El historiador y periodista Juan Carlos Flórez acaba de lanzar un ensayo global que se pregunta por aquellas generaciones que, como la que marcha en las calles de Colombia tras casi dos meses de paro nacional, se han quedado por fuera de cualquier oportunidad por un despiadado sistema neoliberal. Vorágine comparte un fragmento.
19 de junio de 2021
Por: Juan Carlos Flórez / Ilustración: Angie Pik
Juan Carlos Flórez

La violenta insurrección acéfala chilena, que estalló en octubre de 2019 y no encontró ningún liderazgo creíble en una clase política servil con las grandes empresas, hizo trizas la ficción de legitimidad del modelo extremista privatizador, que era el orgullo de la clase dirigente de ese país. La insatisfacción que estalló en octubre y que, cual bolo punch del inolvidable Muhammad Ali, estuvo a punto de tirar a la lona a la oligarquía chilena, hunde sus raíces en una doble desigualdad. Desigualdad en el acceso a las oportunidades y desigualdad en el trato, un logro, este último, que en Occidente fue alcanzado a lo largo del siglo XIX y comienzos del siglo XX tras la revolución francesa, pero que en Chile aún no ha llegado.

__Instrucción__.
Por favor, escribe cómo sigue el ensayo de arriba sobre la insurrección chilena de 2019, empezando después de su última oración.

Listado de origen
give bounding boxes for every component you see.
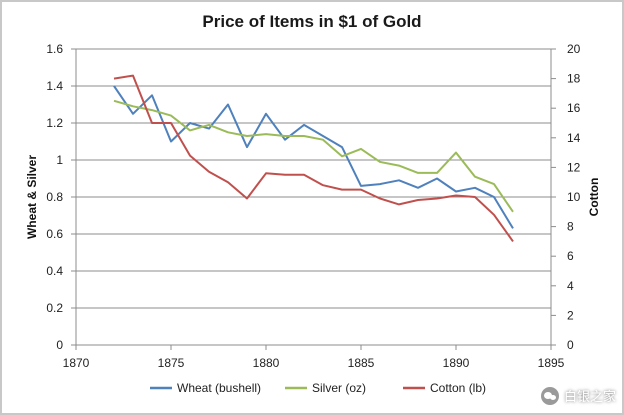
x-tick-label: 1880 [253,356,280,370]
y-left-tick-label: 0.2 [46,301,63,315]
x-tick-label: 1875 [158,356,185,370]
x-tick-label: 1885 [348,356,375,370]
y-right-tick-label: 4 [567,279,574,293]
y-left-tick-label: 1 [56,153,63,167]
y-left-tick-label: 0.8 [46,190,63,204]
y-right-tick-label: 12 [567,160,581,174]
x-tick-label: 1870 [63,356,90,370]
legend-label-3: Cotton (lb) [430,381,486,395]
axes: 0 0.2 0.4 0.6 0.8 1 1.2 1.4 1.6 0 2 4 6 8 10 12 14 16 18 20… [25,42,601,370]
y-left-tick-label: 0.4 [46,264,63,278]
series-line-3 [113,74,514,242]
y-left-tick-label: 1.6 [46,42,63,56]
series-lines [113,74,514,242]
wechat-icon [540,386,559,405]
x-tick-label: 1890 [443,356,470,370]
watermark-text: 白银之家 [563,389,616,404]
y-right-tick-label: 2 [567,308,574,322]
y-right-tick-label: 16 [567,101,581,115]
series-line-2 [113,99,514,213]
y-left-tick-label: 0.6 [46,227,63,241]
chart-title: Price of Items in $1 of Gold [202,12,421,31]
watermark: 白银之家 [540,386,616,405]
y-right-tick-label: 10 [567,190,581,204]
gridlines [76,48,551,346]
legend: Wheat (bushell) Silver (oz) Cotton (lb) [150,381,486,395]
legend-label-2: Silver (oz) [312,381,366,395]
legend-label-1: Wheat (bushell) [177,381,261,395]
y-left-axis-title: Wheat & Silver [25,155,39,239]
y-left-tick-label: 1.4 [46,79,63,93]
y-right-tick-label: 18 [567,72,581,86]
y-right-axis-title: Cotton [587,178,601,217]
y-right-tick-label: 14 [567,131,581,145]
y-right-tick-label: 6 [567,249,574,263]
y-left-tick-label: 0 [56,338,63,352]
x-tick-label: 1895 [538,356,565,370]
series-line-1 [113,85,514,229]
y-left-tick-label: 1.2 [46,116,63,130]
y-right-tick-label: 8 [567,220,574,234]
y-right-tick-label: 0 [567,338,574,352]
y-right-tick-label: 20 [567,42,581,56]
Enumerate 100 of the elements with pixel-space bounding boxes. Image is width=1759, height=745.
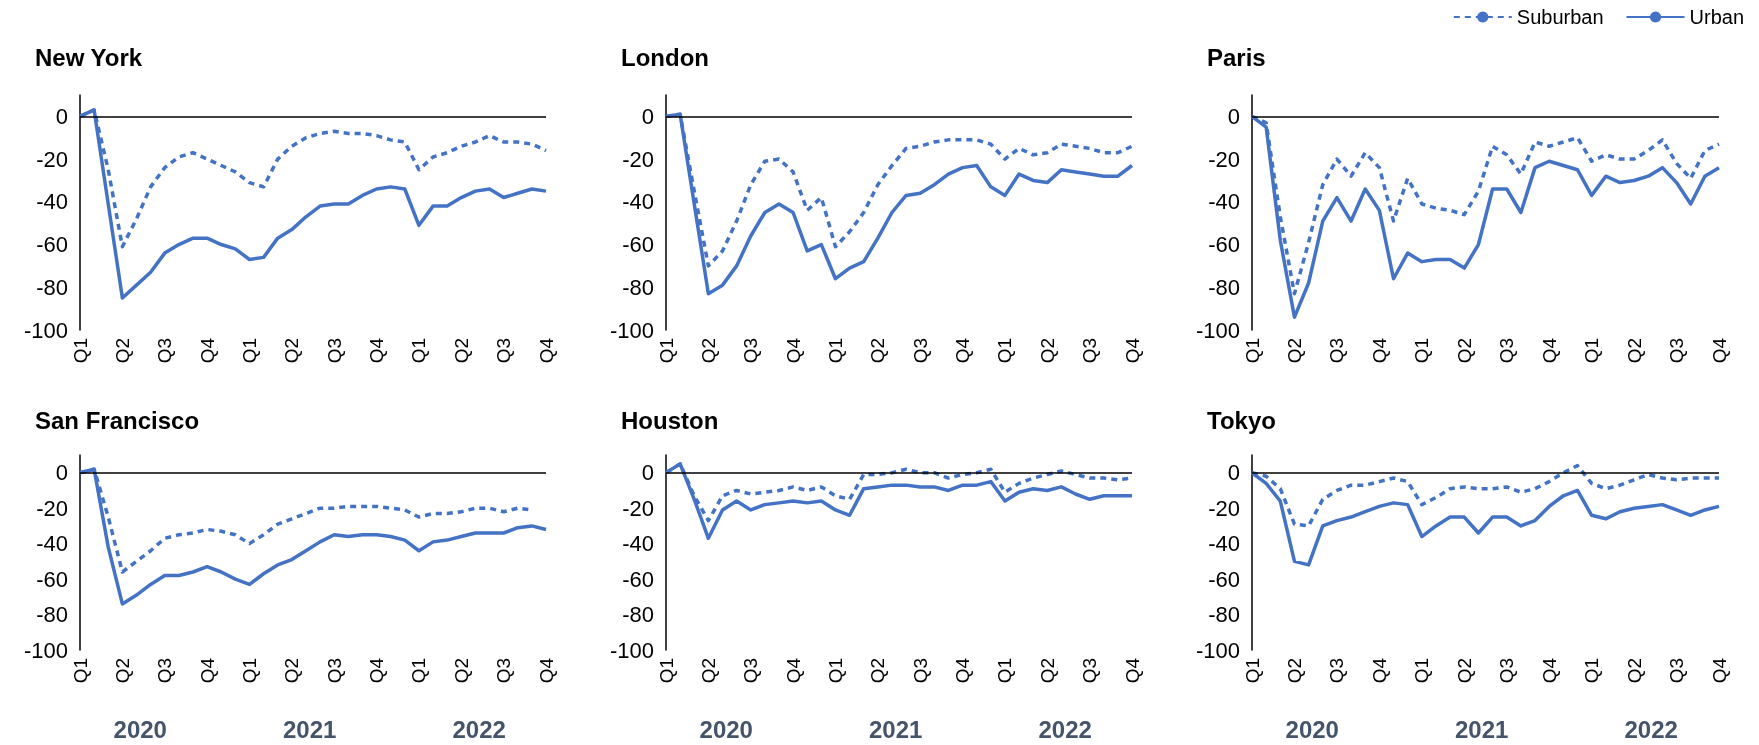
x-tick-label: Q4 (952, 337, 974, 364)
y-tick-label: -60 (1208, 232, 1240, 258)
x-tick-label: Q1 (1581, 338, 1603, 364)
y-tick-label: -40 (36, 531, 68, 557)
x-tick-label: Q2 (867, 338, 889, 364)
y-tick-label: -100 (23, 317, 68, 343)
y-tick-label: -80 (1208, 602, 1240, 628)
x-tick-label: Q1 (408, 658, 430, 684)
x-tick-label: Q3 (1666, 338, 1688, 364)
x-tick-label: Q3 (1666, 658, 1688, 684)
x-tick-label: Q4 (782, 657, 804, 684)
x-tick-label: Q3 (1496, 658, 1518, 684)
text: 2021 (869, 715, 923, 743)
x-tick-label: Q4 (535, 657, 557, 684)
y-tick-label: -20 (622, 495, 654, 521)
y-tick-label: -40 (622, 531, 654, 557)
text: 2022 (1624, 715, 1678, 743)
x-tick-label: Q3 (1326, 658, 1348, 684)
x-tick-label: Q4 (1368, 657, 1390, 684)
x-tick-label: Q2 (1036, 658, 1058, 684)
x-tick-label: Q1 (994, 658, 1016, 684)
y-tick-label: 0 (641, 460, 654, 486)
legend-label: Urban (1689, 6, 1745, 28)
x-tick-label: Q1 (1411, 338, 1433, 364)
y-tick-label: -20 (36, 495, 68, 521)
y-tick-label: -60 (36, 566, 68, 592)
y-tick-label: -60 (622, 566, 654, 592)
text: 2022 (1038, 715, 1092, 743)
x-tick-label: Q1 (1411, 658, 1433, 684)
y-tick-label: 0 (55, 103, 68, 129)
chart-title: Paris (1207, 43, 1266, 71)
y-tick-label: -20 (622, 146, 654, 172)
y-tick-label: -20 (1208, 146, 1240, 172)
y-tick-label: 0 (1227, 103, 1240, 129)
y-tick-label: -100 (1195, 637, 1240, 663)
x-tick-label: Q1 (1581, 658, 1603, 684)
x-tick-label: Q3 (323, 658, 345, 684)
x-tick-label: Q4 (1121, 657, 1143, 684)
x-tick-label: Q3 (1079, 338, 1101, 364)
x-tick-label: Q3 (740, 338, 762, 364)
x-tick-label: Q2 (111, 338, 133, 364)
y-tick-label: 0 (55, 460, 68, 486)
chart-title: London (621, 43, 709, 71)
y-tick-label: -40 (1208, 531, 1240, 557)
x-tick-label: Q4 (1368, 337, 1390, 364)
chart-title: Houston (621, 406, 719, 434)
x-tick-label: Q2 (697, 338, 719, 364)
x-tick-label: Q4 (1538, 337, 1560, 364)
x-tick-label: Q2 (867, 658, 889, 684)
y-tick-label: -40 (36, 189, 68, 215)
y-tick-label: -100 (1195, 317, 1240, 343)
x-tick-label: Q2 (697, 658, 719, 684)
x-tick-label: Q4 (366, 337, 388, 364)
x-tick-label: Q2 (1283, 658, 1305, 684)
x-tick-label: Q3 (493, 658, 515, 684)
x-tick-label: Q2 (450, 338, 472, 364)
y-tick-label: -20 (36, 146, 68, 172)
chart-title: Tokyo (1207, 406, 1276, 434)
x-tick-label: Q1 (69, 658, 91, 684)
legend-label: Suburban (1516, 6, 1604, 28)
x-tick-label: Q3 (1326, 338, 1348, 364)
x-tick-label: Q4 (535, 337, 557, 364)
text: 2020 (1285, 715, 1339, 743)
x-tick-label: Q2 (450, 658, 472, 684)
x-tick-label: Q3 (1079, 658, 1101, 684)
x-tick-label: Q4 (952, 657, 974, 684)
x-tick-label: Q1 (655, 338, 677, 364)
x-tick-label: Q4 (1708, 337, 1730, 364)
x-tick-label: Q2 (1283, 338, 1305, 364)
x-tick-label: Q1 (824, 338, 846, 364)
x-tick-label: Q2 (1623, 658, 1645, 684)
x-tick-label: Q2 (281, 658, 303, 684)
y-tick-label: -80 (36, 274, 68, 300)
y-tick-label: -60 (36, 232, 68, 258)
x-tick-label: Q4 (366, 657, 388, 684)
x-tick-label: Q1 (1241, 338, 1263, 364)
x-tick-label: Q1 (408, 338, 430, 364)
y-tick-label: -60 (1208, 566, 1240, 592)
x-tick-label: Q4 (1538, 657, 1560, 684)
x-tick-label: Q3 (493, 338, 515, 364)
chart-title: San Francisco (35, 406, 200, 434)
x-tick-label: Q4 (196, 337, 218, 364)
x-tick-label: Q3 (323, 338, 345, 364)
y-tick-label: 0 (641, 103, 654, 129)
text: 2021 (1455, 715, 1509, 743)
x-tick-label: Q2 (1036, 338, 1058, 364)
x-tick-label: Q2 (111, 658, 133, 684)
x-tick-label: Q1 (238, 338, 260, 364)
y-tick-label: -80 (622, 602, 654, 628)
y-tick-label: 0 (1227, 460, 1240, 486)
text: 2021 (283, 715, 337, 743)
y-tick-label: -80 (36, 602, 68, 628)
y-tick-label: -80 (622, 274, 654, 300)
x-tick-label: Q3 (154, 658, 176, 684)
y-tick-label: -60 (622, 232, 654, 258)
x-tick-label: Q3 (740, 658, 762, 684)
x-tick-label: Q1 (655, 658, 677, 684)
y-tick-label: -100 (609, 637, 654, 663)
x-tick-label: Q3 (909, 658, 931, 684)
x-tick-label: Q4 (1708, 657, 1730, 684)
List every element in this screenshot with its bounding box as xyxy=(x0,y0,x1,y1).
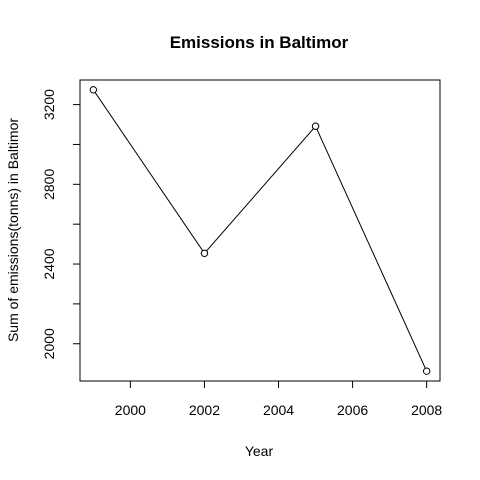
x-axis: 2000 2002 2004 2006 2008 xyxy=(115,380,442,418)
data-point xyxy=(89,86,98,94)
y-tick-label: 2000 xyxy=(41,328,57,359)
x-tick-label: 2002 xyxy=(189,402,220,418)
chart-title: Emissions in Baltimor xyxy=(170,33,349,52)
x-axis-label: Year xyxy=(245,443,274,459)
series-line xyxy=(92,89,428,372)
data-points xyxy=(89,86,431,375)
y-axis-label: Sum of emissions(tonns) in Baltimor xyxy=(5,118,21,342)
x-tick-label: 2008 xyxy=(411,402,442,418)
y-tick-label: 2800 xyxy=(41,169,57,200)
y-axis: 2000 2400 2800 3200 xyxy=(41,89,81,359)
x-tick-label: 2000 xyxy=(115,402,146,418)
data-point xyxy=(200,249,209,257)
y-tick-label: 3200 xyxy=(41,89,57,120)
plot-frame xyxy=(79,79,441,382)
y-tick-label: 2400 xyxy=(41,248,57,279)
x-tick-label: 2006 xyxy=(337,402,368,418)
x-tick-label: 2004 xyxy=(263,402,294,418)
data-point xyxy=(422,367,431,375)
data-point xyxy=(311,122,320,130)
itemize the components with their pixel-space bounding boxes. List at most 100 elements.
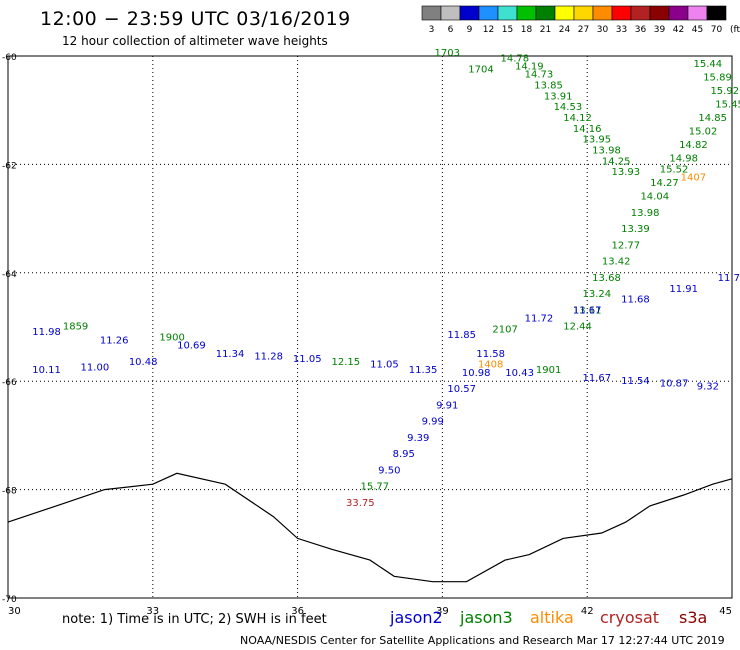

__Respuesta__.
Una breve digresión sobre el carácter acéfalo del estallido chileno. Para encontrar un suceso así habría que remontarse a los sucesos del 9 de abril de 1948 en Colombia, cuando tras el asesinato del caudillo Jorge Eliécer Gaitán, las masas que este dejaba huérfanas se lanzaron a las calles en un impulso que terminó en destrucción y frustración porque la clase política de oposición al régimen conservador, bajo el que ocurrió el magnicidio de Gaitán, se negó a secundar la protesta popular y se lanzó asustada a los brazos del régimen. La ausencia de salida política a las demandas de las masas urbanas huérfanas de caudillo abrió décadas de tenebrosa violencia en Colombia para mantener en el poder a unas élites violentamente refractarias a realizar mínimas reformas que redujesen la atroz desigualdad colombiana. Y ese escabroso capítulo de la historia colombiana aún no concluye.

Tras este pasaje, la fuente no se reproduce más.